(Records excerpted from a collection)

------------------------------------------------

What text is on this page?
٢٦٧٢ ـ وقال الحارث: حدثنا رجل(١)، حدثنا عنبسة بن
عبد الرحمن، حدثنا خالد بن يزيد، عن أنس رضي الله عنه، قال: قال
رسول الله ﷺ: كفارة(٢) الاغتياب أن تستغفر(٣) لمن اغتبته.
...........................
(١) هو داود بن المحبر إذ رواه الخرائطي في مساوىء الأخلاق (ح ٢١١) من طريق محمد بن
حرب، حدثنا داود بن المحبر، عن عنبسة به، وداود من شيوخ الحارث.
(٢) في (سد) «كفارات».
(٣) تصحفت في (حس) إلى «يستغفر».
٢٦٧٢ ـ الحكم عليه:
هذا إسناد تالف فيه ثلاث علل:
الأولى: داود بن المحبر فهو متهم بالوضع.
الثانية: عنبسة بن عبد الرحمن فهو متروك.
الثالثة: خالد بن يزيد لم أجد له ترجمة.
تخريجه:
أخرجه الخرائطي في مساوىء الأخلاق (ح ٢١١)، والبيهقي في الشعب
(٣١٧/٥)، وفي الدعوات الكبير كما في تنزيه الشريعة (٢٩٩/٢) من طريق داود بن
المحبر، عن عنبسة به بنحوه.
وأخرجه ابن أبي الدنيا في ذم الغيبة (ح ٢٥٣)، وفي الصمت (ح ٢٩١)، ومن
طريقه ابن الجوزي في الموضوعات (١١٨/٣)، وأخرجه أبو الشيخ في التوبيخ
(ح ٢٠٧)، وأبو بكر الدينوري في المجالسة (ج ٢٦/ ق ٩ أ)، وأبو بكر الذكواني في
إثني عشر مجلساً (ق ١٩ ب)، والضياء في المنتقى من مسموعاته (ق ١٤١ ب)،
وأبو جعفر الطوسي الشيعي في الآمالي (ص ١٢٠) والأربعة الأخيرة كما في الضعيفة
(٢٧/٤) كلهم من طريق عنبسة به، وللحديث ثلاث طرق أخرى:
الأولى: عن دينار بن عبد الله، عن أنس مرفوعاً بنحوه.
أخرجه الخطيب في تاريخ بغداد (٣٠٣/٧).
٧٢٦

------------------------------------------------

(Exercise prompt) Output the whole listing above again, word for word.

(Response to this task)
What text is on this page?
٢٦٧٢ ـ وقال الحارث: حدثنا رجل(١)، حدثنا عنبسة بن
عبد الرحمن، حدثنا خالد بن يزيد، عن أنس رضي الله عنه، قال: قال
رسول الله ﷺ: كفارة(٢) الاغتياب أن تستغفر(٣) لمن اغتبته.
...........................
(١) هو داود بن المحبر إذ رواه الخرائطي في مساوىء الأخلاق (ح ٢١١) من طريق محمد بن
حرب، حدثنا داود بن المحبر، عن عنبسة به، وداود من شيوخ الحارث.
(٢) في (سد) «كفارات».
(٣) تصحفت في (حس) إلى «يستغفر».
٢٦٧٢ ـ الحكم عليه:
هذا إسناد تالف فيه ثلاث علل:
الأولى: داود بن المحبر فهو متهم بالوضع.
الثانية: عنبسة بن عبد الرحمن فهو متروك.
الثالثة: خالد بن يزيد لم أجد له ترجمة.
تخريجه:
أخرجه الخرائطي في مساوىء الأخلاق (ح ٢١١)، والبيهقي في الشعب
(٣١٧/٥)، وفي الدعوات الكبير كما في تنزيه الشريعة (٢٩٩/٢) من طريق داود بن
المحبر، عن عنبسة به بنحوه.
وأخرجه ابن أبي الدنيا في ذم الغيبة (ح ٢٥٣)، وفي الصمت (ح ٢٩١)، ومن
طريقه ابن الجوزي في الموضوعات (١١٨/٣)، وأخرجه أبو الشيخ في التوبيخ
(ح ٢٠٧)، وأبو بكر الدينوري في المجالسة (ج ٢٦/ ق ٩ أ)، وأبو بكر الذكواني في
إثني عشر مجلساً (ق ١٩ ب)، والضياء في المنتقى من مسموعاته (ق ١٤١ ب)،
وأبو جعفر الطوسي الشيعي في الآمالي (ص ١٢٠) والأربعة الأخيرة كما في الضعيفة
(٢٧/٤) كلهم من طريق عنبسة به، وللحديث ثلاث طرق أخرى:
الأولى: عن دينار بن عبد الله، عن أنس مرفوعاً بنحوه.
أخرجه الخطيب في تاريخ بغداد (٣٠٣/٧).
٧٢٦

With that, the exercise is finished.